Raw records:

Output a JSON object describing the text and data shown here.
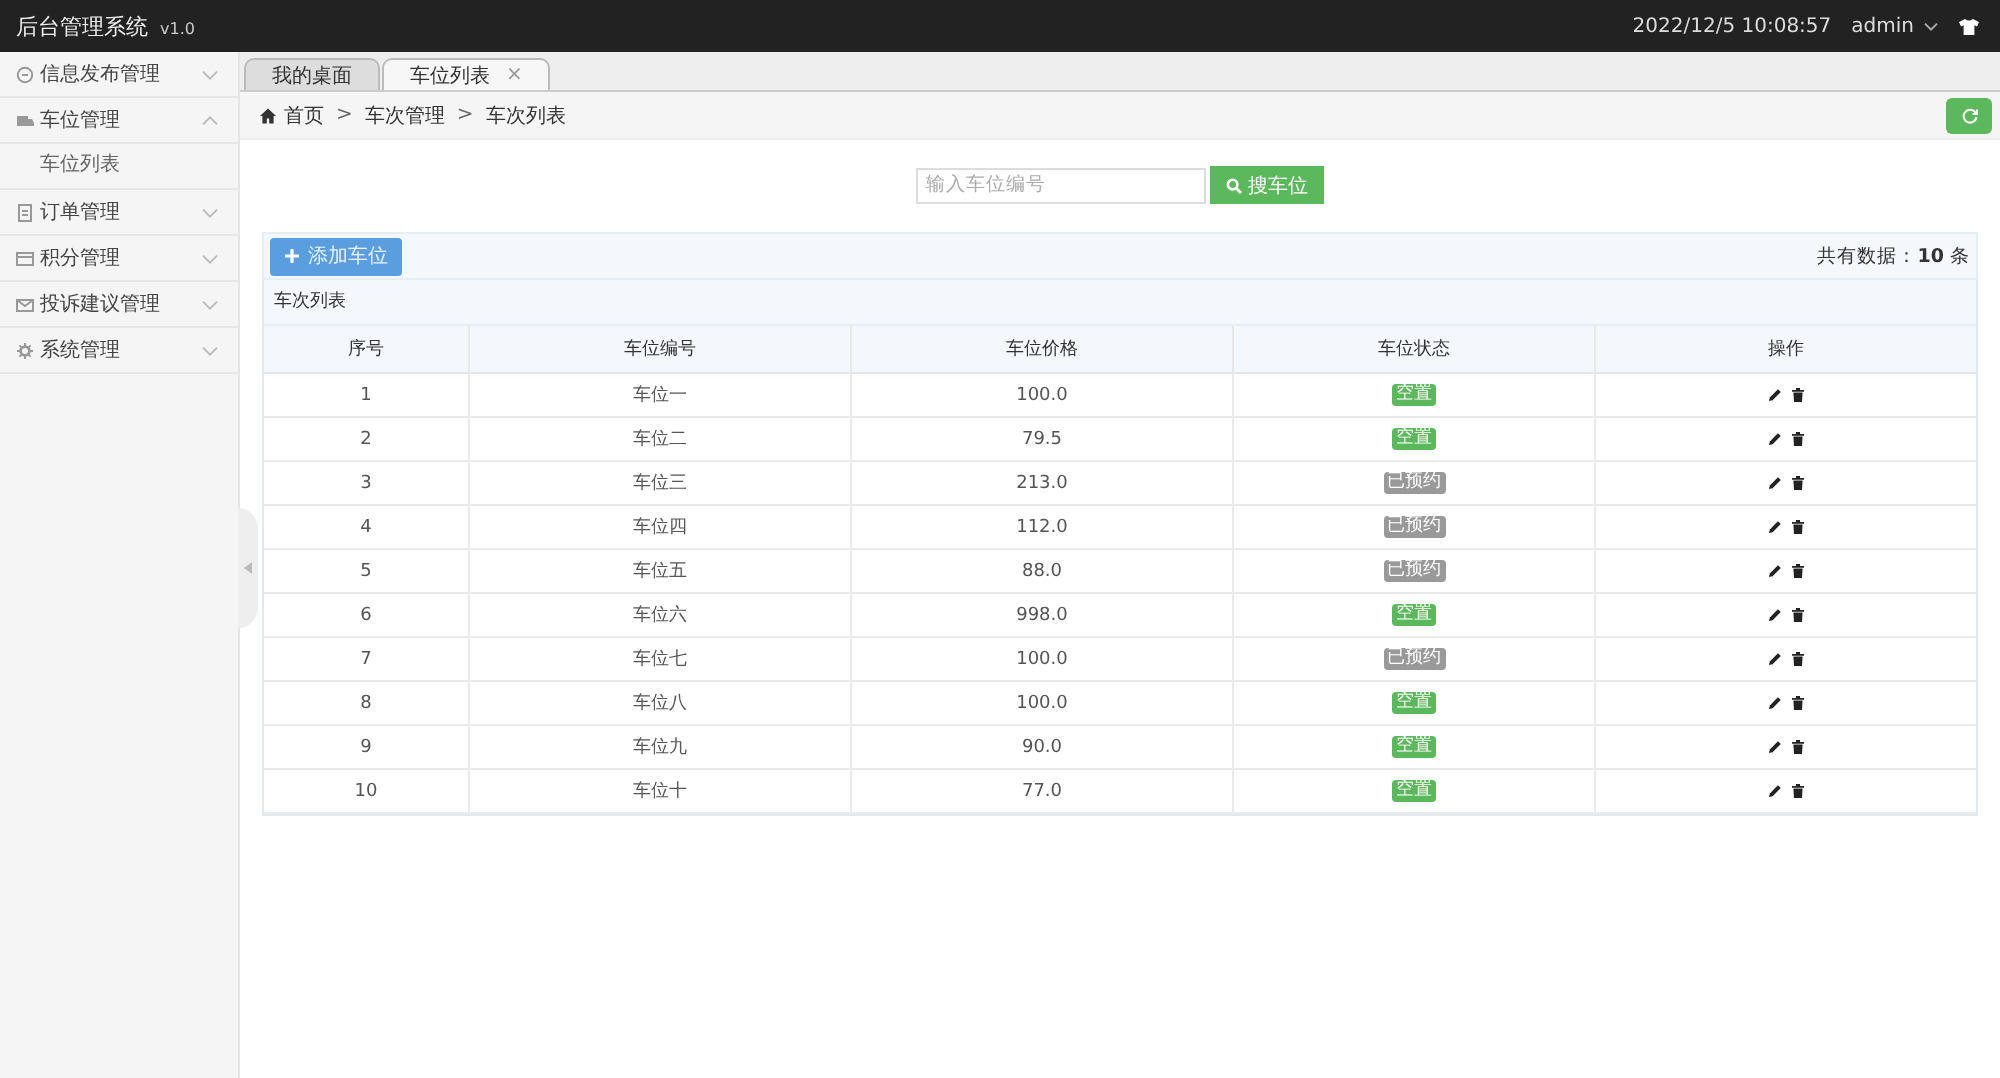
{
  "header": {
    "title": "后台管理系统",
    "version": "v1.0",
    "datetime": "2022/12/5 10:08:57",
    "user": "admin"
  },
  "sidebar": {
    "items": [
      {
        "label": "信息发布管理",
        "expanded": false
      },
      {
        "label": "车位管理",
        "expanded": true,
        "children": [
          {
            "label": "车位列表"
          }
        ]
      },
      {
        "label": "订单管理",
        "expanded": false
      },
      {
        "label": "积分管理",
        "expanded": false
      },
      {
        "label": "投诉建议管理",
        "expanded": false
      },
      {
        "label": "系统管理",
        "expanded": false
      }
    ]
  },
  "tabs": [
    {
      "label": "我的桌面",
      "selected": false,
      "closable": false
    },
    {
      "label": "车位列表",
      "selected": true,
      "closable": true
    }
  ],
  "close_glyph": "×",
  "breadcrumb": [
    "首页",
    "车次管理",
    "车次列表"
  ],
  "breadcrumb_separator": ">",
  "search": {
    "placeholder": "输入车位编号",
    "button": "搜车位"
  },
  "add_button": "添加车位",
  "total": {
    "label": "共有数据：",
    "count": "10",
    "unit": "条"
  },
  "table": {
    "title": "车次列表",
    "columns": [
      "序号",
      "车位编号",
      "车位价格",
      "车位状态",
      "操作"
    ],
    "rows": [
      {
        "no": "1",
        "code": "车位一",
        "price": "100.0",
        "status": {
          "kind": "free",
          "label": "空置"
        }
      },
      {
        "no": "2",
        "code": "车位二",
        "price": "79.5",
        "status": {
          "kind": "free",
          "label": "空置"
        }
      },
      {
        "no": "3",
        "code": "车位三",
        "price": "213.0",
        "status": {
          "kind": "reserved",
          "label": "已预约"
        }
      },
      {
        "no": "4",
        "code": "车位四",
        "price": "112.0",
        "status": {
          "kind": "reserved",
          "label": "已预约"
        }
      },
      {
        "no": "5",
        "code": "车位五",
        "price": "88.0",
        "status": {
          "kind": "reserved",
          "label": "已预约"
        }
      },
      {
        "no": "6",
        "code": "车位六",
        "price": "998.0",
        "status": {
          "kind": "free",
          "label": "空置"
        }
      },
      {
        "no": "7",
        "code": "车位七",
        "price": "100.0",
        "status": {
          "kind": "reserved",
          "label": "已预约"
        }
      },
      {
        "no": "8",
        "code": "车位八",
        "price": "100.0",
        "status": {
          "kind": "free",
          "label": "空置"
        }
      },
      {
        "no": "9",
        "code": "车位九",
        "price": "90.0",
        "status": {
          "kind": "free",
          "label": "空置"
        }
      },
      {
        "no": "10",
        "code": "车位十",
        "price": "77.0",
        "status": {
          "kind": "free",
          "label": "空置"
        }
      }
    ]
  }
}
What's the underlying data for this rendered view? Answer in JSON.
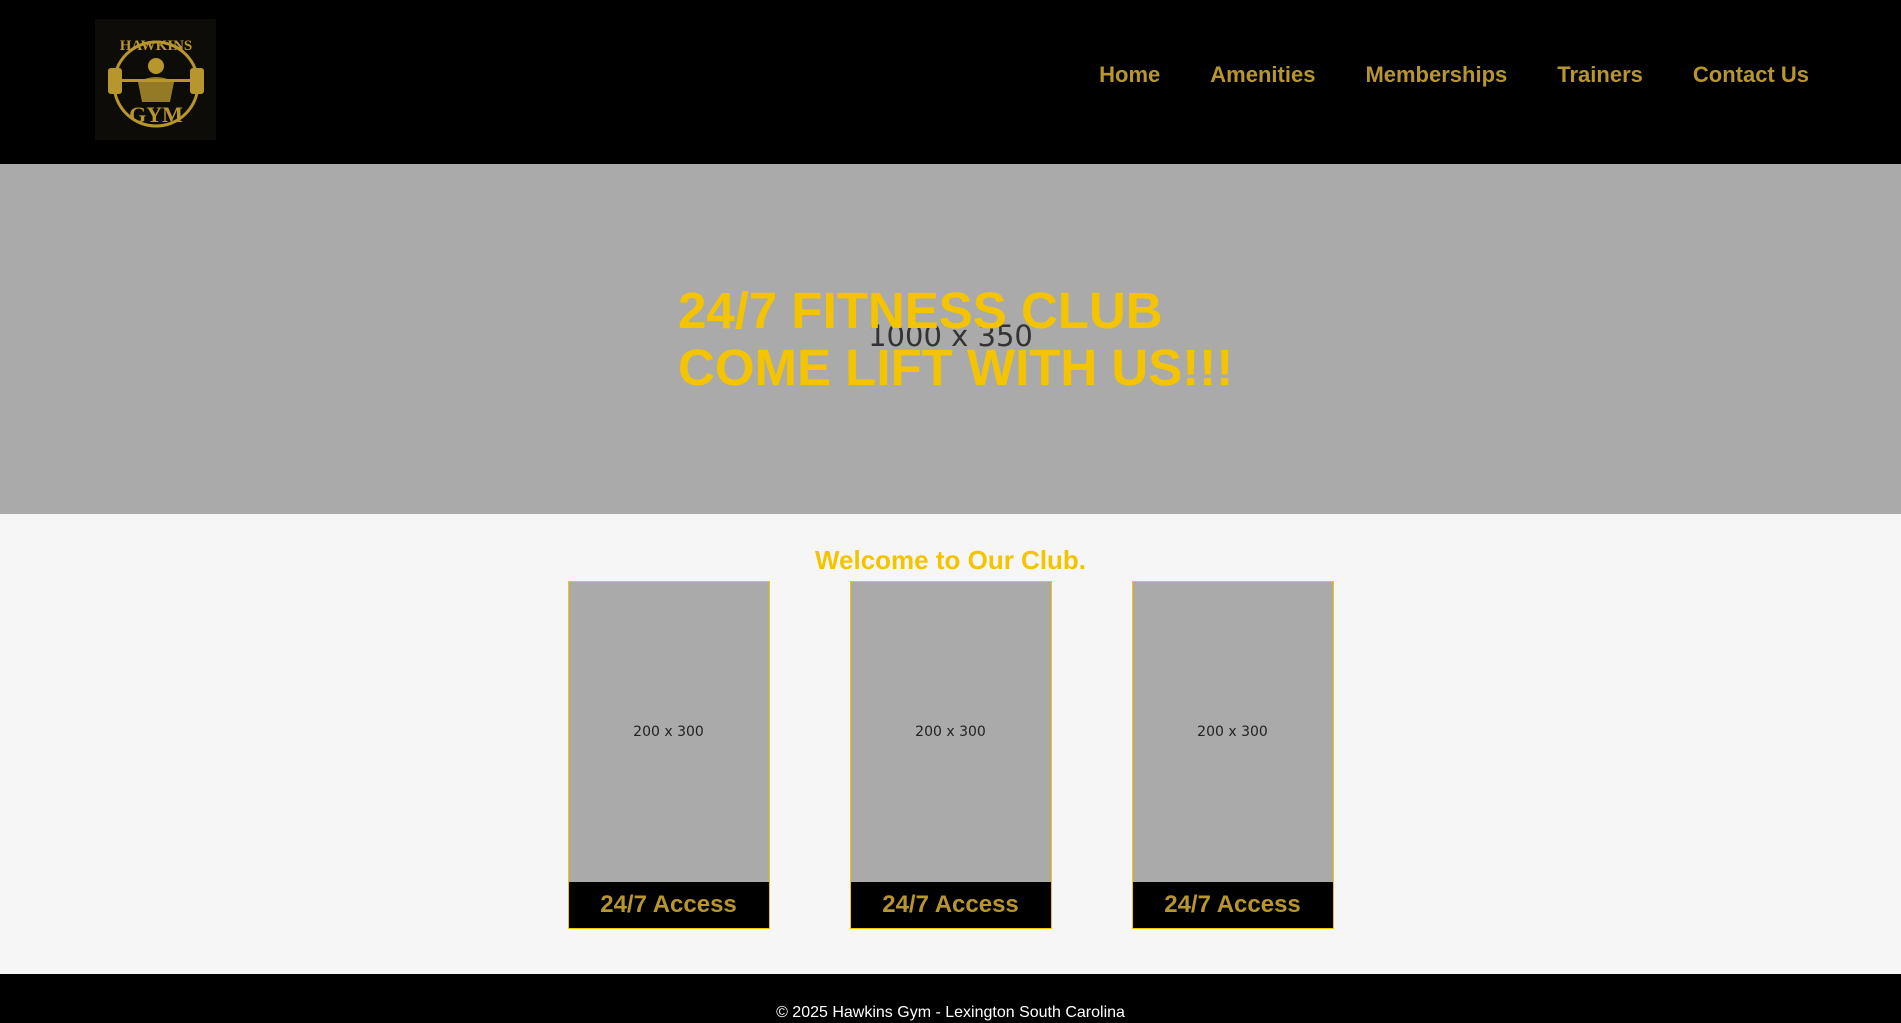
{
  "header": {
    "logo_text": "HAWKINS GYM",
    "nav": [
      "Home",
      "Amenities",
      "Memberships",
      "Trainers",
      "Contact Us"
    ]
  },
  "hero": {
    "placeholder": "1000 x 350",
    "line1": "24/7 FITNESS CLUB",
    "line2": "COME LIFT WITH US!!!"
  },
  "main": {
    "welcome": "Welcome to Our Club.",
    "cards": [
      {
        "placeholder": "200 x 300",
        "caption": "24/7 Access"
      },
      {
        "placeholder": "200 x 300",
        "caption": "24/7 Access"
      },
      {
        "placeholder": "200 x 300",
        "caption": "24/7 Access"
      }
    ]
  },
  "footer": {
    "text": "© 2025 Hawkins Gym - Lexington South Carolina"
  },
  "colors": {
    "accent": "#f5c400",
    "nav": "#b8962e"
  }
}
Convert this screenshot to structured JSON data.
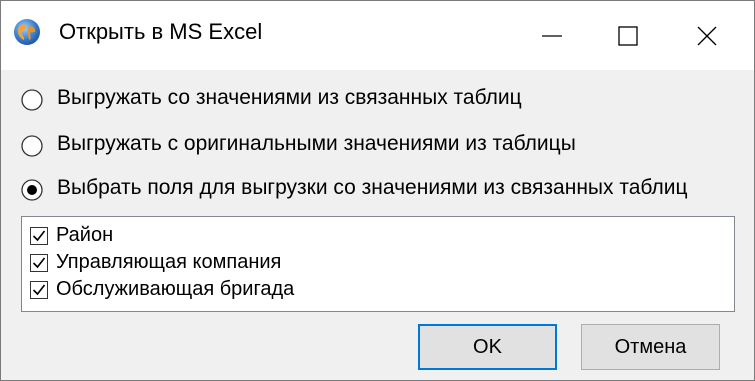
{
  "window": {
    "title": "Открыть в MS Excel",
    "icon": "globe-icon"
  },
  "caption_buttons": {
    "minimize_icon": "minimize-icon",
    "maximize_icon": "maximize-icon",
    "close_icon": "close-icon"
  },
  "export_options": [
    {
      "label": "Выгружать со значениями из связанных таблиц",
      "selected": false
    },
    {
      "label": "Выгружать с оригинальными значениями из таблицы",
      "selected": false
    },
    {
      "label": "Выбрать поля для выгрузки со значениями из связанных таблиц",
      "selected": true
    }
  ],
  "fields": [
    {
      "label": "Район",
      "checked": true
    },
    {
      "label": "Управляющая компания",
      "checked": true
    },
    {
      "label": "Обслуживающая бригада",
      "checked": true
    }
  ],
  "buttons": {
    "ok_label": "OK",
    "cancel_label": "Отмена"
  },
  "colors": {
    "focus_border": "#0078d7",
    "dialog_bg": "#f0f0f0",
    "titlebar_bg": "#ffffff"
  }
}
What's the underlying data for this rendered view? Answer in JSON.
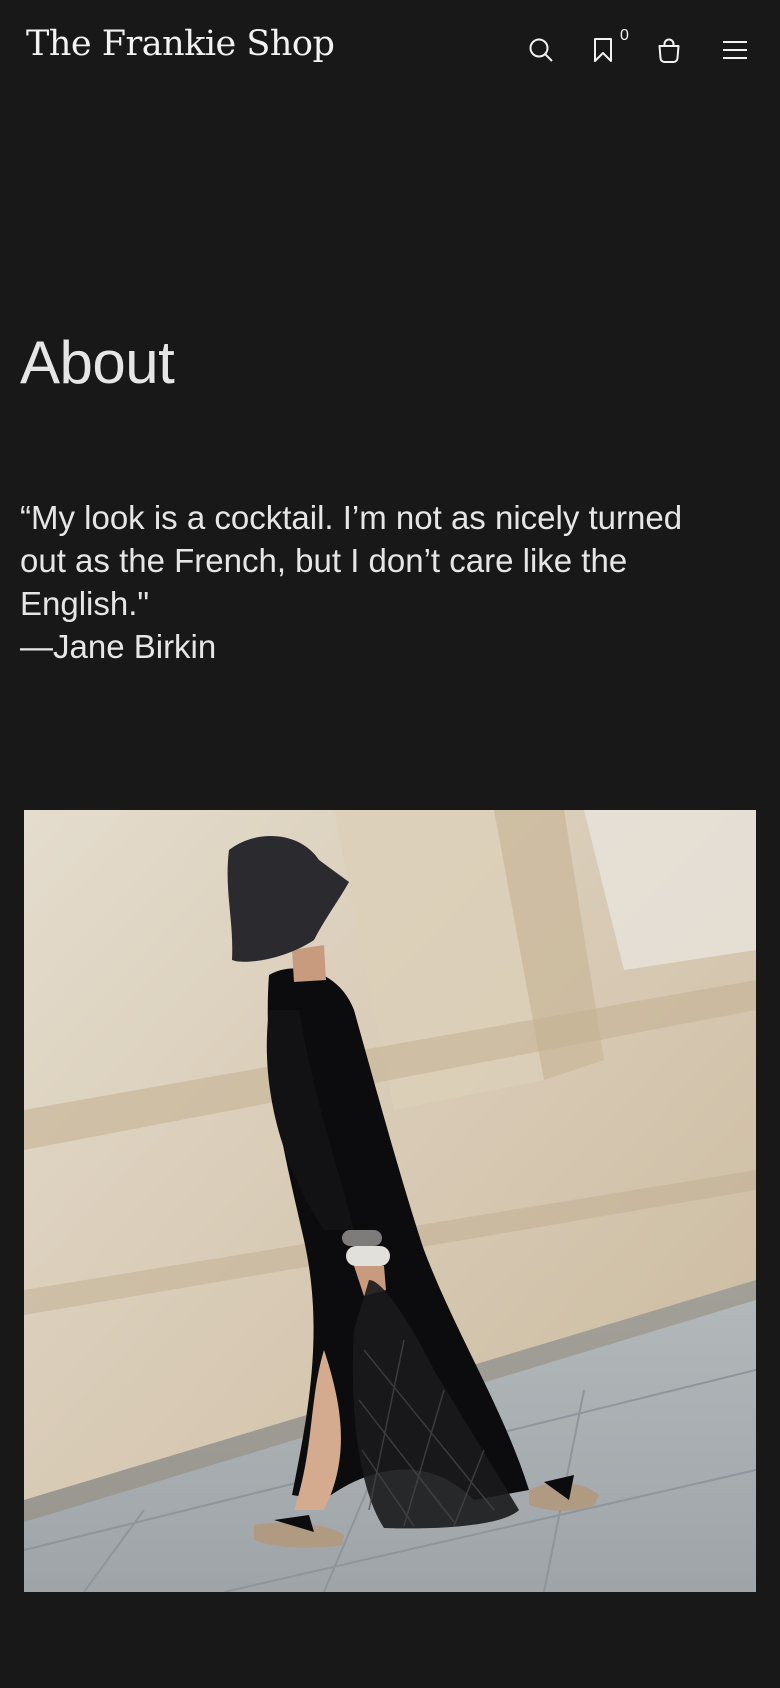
{
  "header": {
    "logo": "The Frankie Shop",
    "icons": {
      "search": "search-icon",
      "wishlist": "bookmark-icon",
      "bag": "shopping-bag-icon",
      "menu": "hamburger-menu-icon"
    },
    "wishlist_count": "0"
  },
  "main": {
    "title": "About",
    "quote": {
      "text": "“My look is a cocktail. I’m not as nicely turned out as the French, but I don’t care like the English.\"",
      "attribution": "—Jane Birkin"
    }
  },
  "colors": {
    "background": "#181818",
    "text": "#e6e6e6"
  }
}
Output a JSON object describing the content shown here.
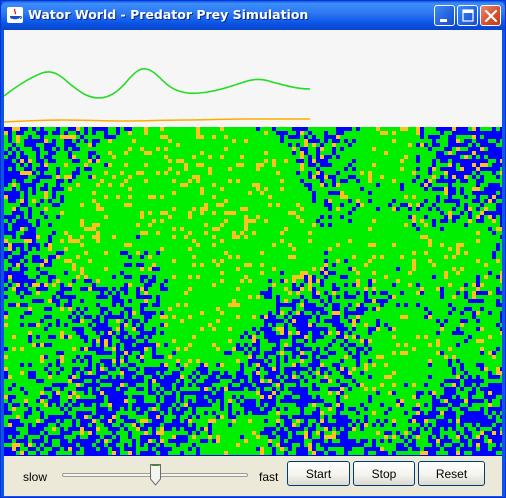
{
  "window": {
    "title": "Wator World - Predator Prey Simulation",
    "buttons": [
      "minimize-icon",
      "maximize-icon",
      "close-icon"
    ]
  },
  "colors": {
    "water": "#0000ff",
    "fish": "#00ee00",
    "shark": "#ffc020",
    "fish_line": "#22dd22",
    "shark_line": "#ffaa00"
  },
  "controls": {
    "slow_label": "slow",
    "fast_label": "fast",
    "speed": 0.5,
    "start_label": "Start",
    "stop_label": "Stop",
    "reset_label": "Reset"
  }
}
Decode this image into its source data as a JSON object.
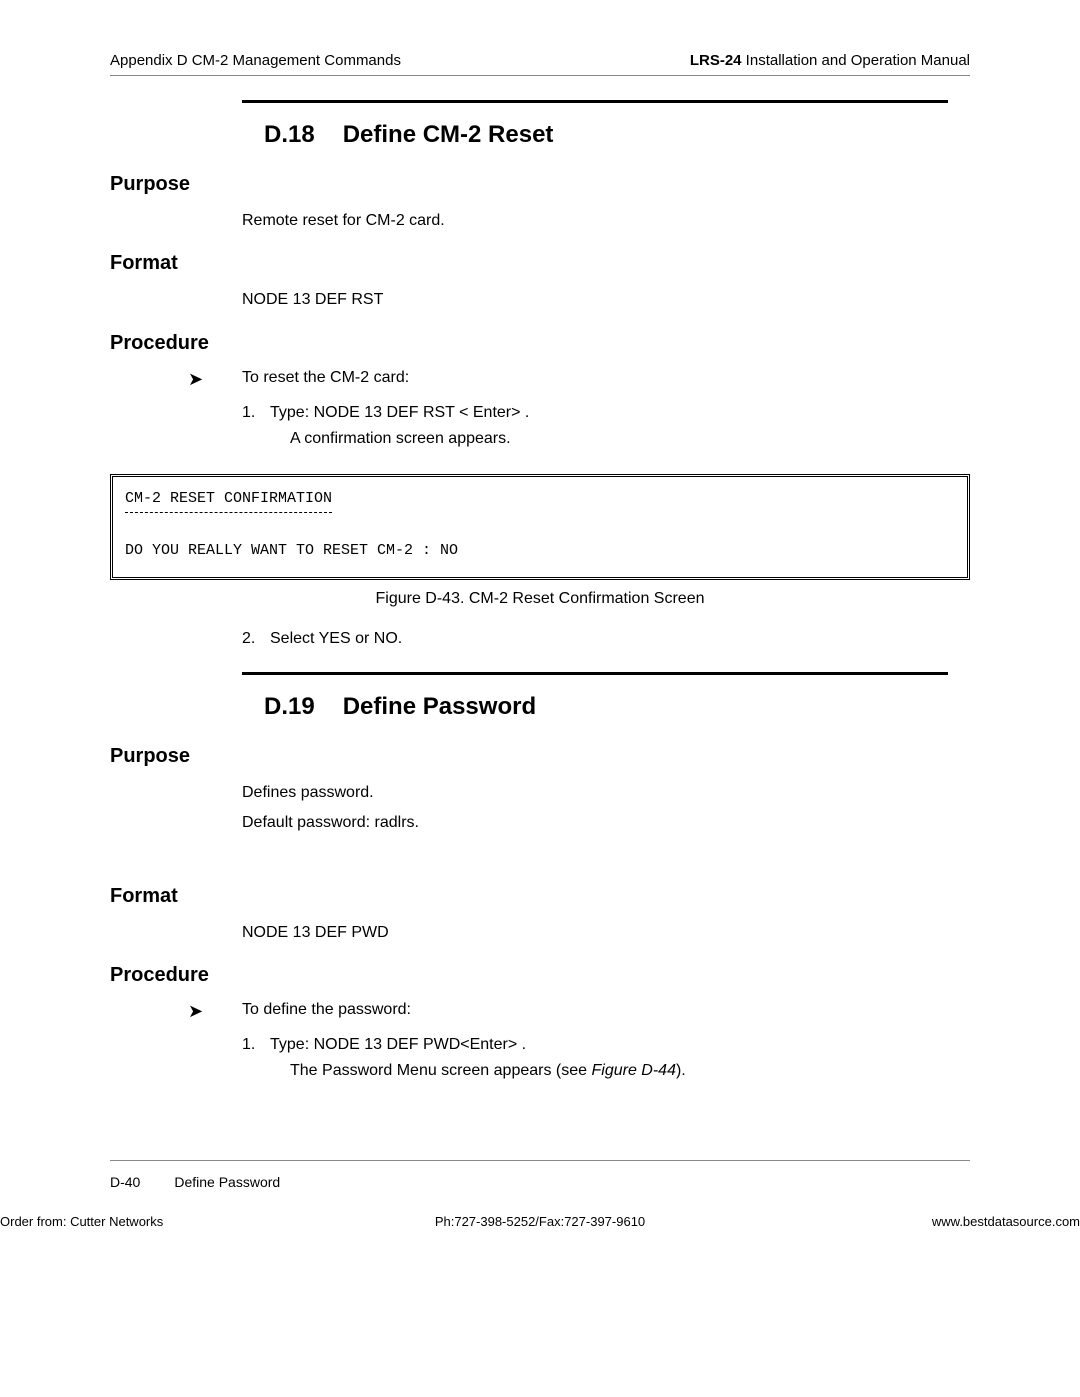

● Task to carry out
Without the pictures, retype exactly the lines from the one that holds "Output a JSON object describing the content" to the last line of the data above, both of them included.

● Written reply
Output a JSON object describing the content shown here.
{
  "window": {
    "title": "Wator World - Predator Prey Simulation",
    "buttons": [
      "minimize-icon",
      "maximize-icon",
      "close-icon"
    ]
  },
  "colors": {
    "water": "#0000ff",
    "fish": "#00ee00",
    "shark": "#ffc020",
    "fish_line": "#22dd22",
    "shark_line": "#ffaa00"
  },
  "controls": {
    "slow_label": "slow",
    "fast_label": "fast",
    "speed": 0.5,
    "start_label": "Start",
    "stop_label": "Stop",
    "reset_label": "Reset"
  }
}
Decode this image into its source data as a JSON object.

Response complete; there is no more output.